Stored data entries

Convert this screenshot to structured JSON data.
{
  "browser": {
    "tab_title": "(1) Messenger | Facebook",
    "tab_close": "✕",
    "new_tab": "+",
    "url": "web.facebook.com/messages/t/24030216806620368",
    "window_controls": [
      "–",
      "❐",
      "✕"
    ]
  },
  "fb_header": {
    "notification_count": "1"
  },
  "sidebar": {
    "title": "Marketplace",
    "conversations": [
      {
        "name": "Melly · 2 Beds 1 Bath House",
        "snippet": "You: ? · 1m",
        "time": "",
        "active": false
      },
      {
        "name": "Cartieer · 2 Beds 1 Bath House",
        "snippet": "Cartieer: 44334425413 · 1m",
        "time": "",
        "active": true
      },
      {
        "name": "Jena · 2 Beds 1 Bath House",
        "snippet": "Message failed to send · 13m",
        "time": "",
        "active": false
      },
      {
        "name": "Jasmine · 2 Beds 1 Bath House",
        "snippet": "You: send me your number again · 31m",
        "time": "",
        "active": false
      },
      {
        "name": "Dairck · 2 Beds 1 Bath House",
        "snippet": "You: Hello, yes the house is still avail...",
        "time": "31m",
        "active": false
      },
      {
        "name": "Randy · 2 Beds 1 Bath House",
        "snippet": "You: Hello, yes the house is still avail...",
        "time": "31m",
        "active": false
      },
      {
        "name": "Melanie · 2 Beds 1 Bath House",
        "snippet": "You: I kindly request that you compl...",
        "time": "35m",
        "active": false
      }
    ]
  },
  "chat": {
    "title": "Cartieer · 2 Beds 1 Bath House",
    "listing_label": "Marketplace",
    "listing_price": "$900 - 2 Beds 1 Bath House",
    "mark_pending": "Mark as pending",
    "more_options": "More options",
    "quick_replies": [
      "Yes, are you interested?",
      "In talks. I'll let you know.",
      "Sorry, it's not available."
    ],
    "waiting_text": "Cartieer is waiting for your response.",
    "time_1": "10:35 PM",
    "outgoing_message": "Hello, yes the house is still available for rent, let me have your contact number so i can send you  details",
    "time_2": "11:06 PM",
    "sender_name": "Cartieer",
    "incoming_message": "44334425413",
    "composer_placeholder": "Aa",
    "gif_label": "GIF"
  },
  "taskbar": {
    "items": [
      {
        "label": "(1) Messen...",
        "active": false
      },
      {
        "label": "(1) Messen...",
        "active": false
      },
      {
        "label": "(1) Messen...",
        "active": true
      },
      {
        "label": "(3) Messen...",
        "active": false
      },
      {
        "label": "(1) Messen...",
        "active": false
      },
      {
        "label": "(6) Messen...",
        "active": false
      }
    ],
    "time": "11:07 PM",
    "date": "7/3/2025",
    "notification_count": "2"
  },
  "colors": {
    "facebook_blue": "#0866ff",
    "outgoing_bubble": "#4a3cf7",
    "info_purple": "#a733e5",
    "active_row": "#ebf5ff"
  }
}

### DIRECTION
Every line that holds the word "your" should be extracted.

### THE OUTPUT
        "snippet": "You: send me your number again · 31m",
    "waiting_text": "Cartieer is waiting for your response.",
    "outgoing_message": "Hello, yes the house is still available for rent, let me have your contact number so i can send you  details",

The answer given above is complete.